------ GIVEN PASSAGE

For simplicity, this study concentrated on the accumulated damage at the blade tips of the virtual IEA 15 MW reference wind turbine (Gaertner et al., 2020), which have a maximum tip speed of 95 m s⁻¹ and utilize a polyurethane LEP system with an estimated NOR of 0.003. The cumulative damage is closely linked to the relative impact velocity between the blade and the raindrops. This velocity is influenced by the blade's rotational speed, the fall velocity of the droplets, and the aerodynamic interactions between the rain and the wind (Barfknecht and von Terzi, 2024). For simplicity in this work, we assumed that the fall velocity of the raindrops is negligible compared to the blade tip speed and that there are no aerodynamic interactions between the droplets and the wind. Therefore, we considered the impact speed between the blade and the raindrops to be equal to the tangential tip speed. The tangential tip speed is determined by the rotor speed, which is connected to the wind speed. The current maximum tip speed of modern offshore wind turbines is around 90 m s⁻¹ (Wind Energy – The Facts, 2024).

2.3 Rain and wind speed measurements

From March 2022 to March 2023, TNO conducted simultaneous measurements of rainfall and wind speed at three locations in the Netherlands (Caboni et al., 2024). These sites included an offshore location (LEG), a coastal location (GEHALX), and an onshore location (EWTW), as shown in Fig. 1. Rainfall was measured using OTT Parsivel² disdrometers at LEG and GEHALX and a Thies LPM disdrometer at EWTW. Wind speed was recorded with cup anemometers at EWTW and GEHALX and a Leosphere WindCube V2 lidar at LEG. To focus on rain-induced erosion, events involving snow and hail were excluded, leaving only rainy periods. Rainfall data were collected at a frequency of 1 Hz, while wind speed data were recorded at 0.1 Hz.

------------
------ EXTRACTED INFORMATION

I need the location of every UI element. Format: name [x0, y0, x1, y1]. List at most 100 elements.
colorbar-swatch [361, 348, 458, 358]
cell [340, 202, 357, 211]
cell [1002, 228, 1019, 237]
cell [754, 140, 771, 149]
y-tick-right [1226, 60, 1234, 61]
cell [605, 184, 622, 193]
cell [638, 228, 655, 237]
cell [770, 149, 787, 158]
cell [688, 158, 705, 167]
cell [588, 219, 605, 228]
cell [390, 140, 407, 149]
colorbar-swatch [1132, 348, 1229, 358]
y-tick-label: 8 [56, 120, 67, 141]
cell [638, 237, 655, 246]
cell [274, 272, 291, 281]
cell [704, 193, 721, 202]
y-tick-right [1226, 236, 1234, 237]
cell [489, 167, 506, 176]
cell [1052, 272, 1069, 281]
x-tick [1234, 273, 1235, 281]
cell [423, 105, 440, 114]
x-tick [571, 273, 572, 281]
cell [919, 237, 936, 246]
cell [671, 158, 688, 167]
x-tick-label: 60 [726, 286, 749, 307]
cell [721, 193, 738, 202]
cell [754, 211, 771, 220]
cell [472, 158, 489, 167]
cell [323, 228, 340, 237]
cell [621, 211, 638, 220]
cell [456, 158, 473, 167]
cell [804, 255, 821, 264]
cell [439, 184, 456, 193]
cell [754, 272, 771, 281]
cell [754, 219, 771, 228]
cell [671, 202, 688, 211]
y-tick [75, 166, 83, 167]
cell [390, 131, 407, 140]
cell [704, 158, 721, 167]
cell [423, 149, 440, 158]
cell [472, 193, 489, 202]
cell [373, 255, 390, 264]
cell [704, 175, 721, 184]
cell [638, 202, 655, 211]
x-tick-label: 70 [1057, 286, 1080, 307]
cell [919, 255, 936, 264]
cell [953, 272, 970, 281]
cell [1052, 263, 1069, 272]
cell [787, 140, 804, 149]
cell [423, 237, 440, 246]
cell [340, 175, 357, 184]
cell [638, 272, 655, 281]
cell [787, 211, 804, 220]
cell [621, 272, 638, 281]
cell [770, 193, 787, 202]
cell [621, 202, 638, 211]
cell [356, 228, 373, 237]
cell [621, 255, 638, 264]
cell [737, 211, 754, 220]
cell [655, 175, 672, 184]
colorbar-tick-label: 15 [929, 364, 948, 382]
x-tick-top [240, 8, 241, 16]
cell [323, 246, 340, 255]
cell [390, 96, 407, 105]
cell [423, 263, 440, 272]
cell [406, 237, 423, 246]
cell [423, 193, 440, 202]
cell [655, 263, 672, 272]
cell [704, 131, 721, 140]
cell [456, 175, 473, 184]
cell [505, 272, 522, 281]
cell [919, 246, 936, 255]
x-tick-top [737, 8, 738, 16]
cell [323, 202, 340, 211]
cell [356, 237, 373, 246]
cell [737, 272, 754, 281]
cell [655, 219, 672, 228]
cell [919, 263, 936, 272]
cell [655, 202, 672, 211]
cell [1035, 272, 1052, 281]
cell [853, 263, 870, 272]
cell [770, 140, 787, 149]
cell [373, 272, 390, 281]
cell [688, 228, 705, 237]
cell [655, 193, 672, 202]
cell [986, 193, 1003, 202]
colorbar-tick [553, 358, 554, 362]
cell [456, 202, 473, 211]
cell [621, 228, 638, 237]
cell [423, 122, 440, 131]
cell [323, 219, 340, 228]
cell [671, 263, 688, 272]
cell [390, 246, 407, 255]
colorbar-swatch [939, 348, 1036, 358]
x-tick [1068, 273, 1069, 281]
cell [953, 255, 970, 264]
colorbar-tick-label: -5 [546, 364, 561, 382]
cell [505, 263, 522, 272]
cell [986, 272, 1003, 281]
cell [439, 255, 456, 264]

------------

§ **THE EXERCISE**
Rewrite the passage on rain and wind speed measurements, starting at the words "From March 2022 to" and ending after "recorded at 0.1 Hz.", with "lidar" changed to "LiDAR".

§ **EXPECTED OUTPUT**
From March 2022 to March 2023, TNO conducted simultaneous measurements of rainfall and wind speed at three locations in the Netherlands (Caboni et al., 2024). These sites included an offshore location (LEG), a coastal location (GEHALX), and an onshore location (EWTW), as shown in Fig. 1. Rainfall was measured using OTT Parsivel² disdrometers at LEG and GEHALX and a Thies LPM disdrometer at EWTW. Wind speed was recorded with cup anemometers at EWTW and GEHALX and a Leosphere WindCube V2 LiDAR at LEG. To focus on rain-induced erosion, events involving snow and hail were excluded, leaving only rainy periods. Rainfall data were collected at a frequency of 1 Hz, while wind speed data were recorded at 0.1 Hz.